[start RECORDS FOR THE EXERCISE]

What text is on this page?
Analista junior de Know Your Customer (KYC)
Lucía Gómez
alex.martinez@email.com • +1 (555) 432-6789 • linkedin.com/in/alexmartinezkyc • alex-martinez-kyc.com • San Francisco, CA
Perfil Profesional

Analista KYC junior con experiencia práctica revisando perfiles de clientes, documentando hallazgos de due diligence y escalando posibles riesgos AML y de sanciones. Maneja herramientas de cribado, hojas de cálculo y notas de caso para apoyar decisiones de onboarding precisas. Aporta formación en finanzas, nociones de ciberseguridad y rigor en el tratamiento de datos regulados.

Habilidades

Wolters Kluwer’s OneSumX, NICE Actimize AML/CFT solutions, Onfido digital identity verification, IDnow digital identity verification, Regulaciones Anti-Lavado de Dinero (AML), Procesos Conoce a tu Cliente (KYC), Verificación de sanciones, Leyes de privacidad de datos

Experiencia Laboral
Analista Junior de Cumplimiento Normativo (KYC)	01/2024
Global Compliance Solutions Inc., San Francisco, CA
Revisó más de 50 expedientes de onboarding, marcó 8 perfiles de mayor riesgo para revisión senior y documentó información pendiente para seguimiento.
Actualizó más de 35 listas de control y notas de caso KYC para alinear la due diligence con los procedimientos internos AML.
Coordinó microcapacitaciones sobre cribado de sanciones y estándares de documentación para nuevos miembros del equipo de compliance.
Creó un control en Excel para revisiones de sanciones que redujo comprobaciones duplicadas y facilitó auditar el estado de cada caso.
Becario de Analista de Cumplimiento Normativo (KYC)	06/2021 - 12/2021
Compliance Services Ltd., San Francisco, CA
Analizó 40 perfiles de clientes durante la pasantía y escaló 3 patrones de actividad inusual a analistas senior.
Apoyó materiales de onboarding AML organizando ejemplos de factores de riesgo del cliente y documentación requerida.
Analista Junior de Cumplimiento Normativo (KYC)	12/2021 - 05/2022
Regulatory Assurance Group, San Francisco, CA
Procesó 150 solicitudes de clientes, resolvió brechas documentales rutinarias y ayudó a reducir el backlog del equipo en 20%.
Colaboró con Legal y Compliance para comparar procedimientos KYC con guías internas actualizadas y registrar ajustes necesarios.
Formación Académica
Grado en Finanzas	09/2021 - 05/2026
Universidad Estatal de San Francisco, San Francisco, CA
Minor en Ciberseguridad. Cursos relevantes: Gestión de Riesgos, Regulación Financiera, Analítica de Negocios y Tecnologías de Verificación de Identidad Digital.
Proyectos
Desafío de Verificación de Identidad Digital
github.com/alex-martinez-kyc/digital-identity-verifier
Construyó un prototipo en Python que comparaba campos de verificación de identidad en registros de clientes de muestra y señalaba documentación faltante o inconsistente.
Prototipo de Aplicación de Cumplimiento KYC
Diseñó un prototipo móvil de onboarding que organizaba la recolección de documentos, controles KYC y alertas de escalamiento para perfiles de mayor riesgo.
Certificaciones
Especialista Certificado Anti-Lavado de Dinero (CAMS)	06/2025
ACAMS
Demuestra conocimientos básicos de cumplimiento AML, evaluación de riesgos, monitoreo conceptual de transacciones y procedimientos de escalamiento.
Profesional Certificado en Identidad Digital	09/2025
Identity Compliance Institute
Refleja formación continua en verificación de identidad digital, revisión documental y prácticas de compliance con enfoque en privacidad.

[end RECORDS FOR THE EXERCISE]

Gather up every line in the data above that contains the word "Normativo", copying each one.

Analista Junior de Cumplimiento Normativo (KYC)	01/2024
Becario de Analista de Cumplimiento Normativo (KYC)	06/2021 - 12/2021
Analista Junior de Cumplimiento Normativo (KYC)	12/2021 - 05/2022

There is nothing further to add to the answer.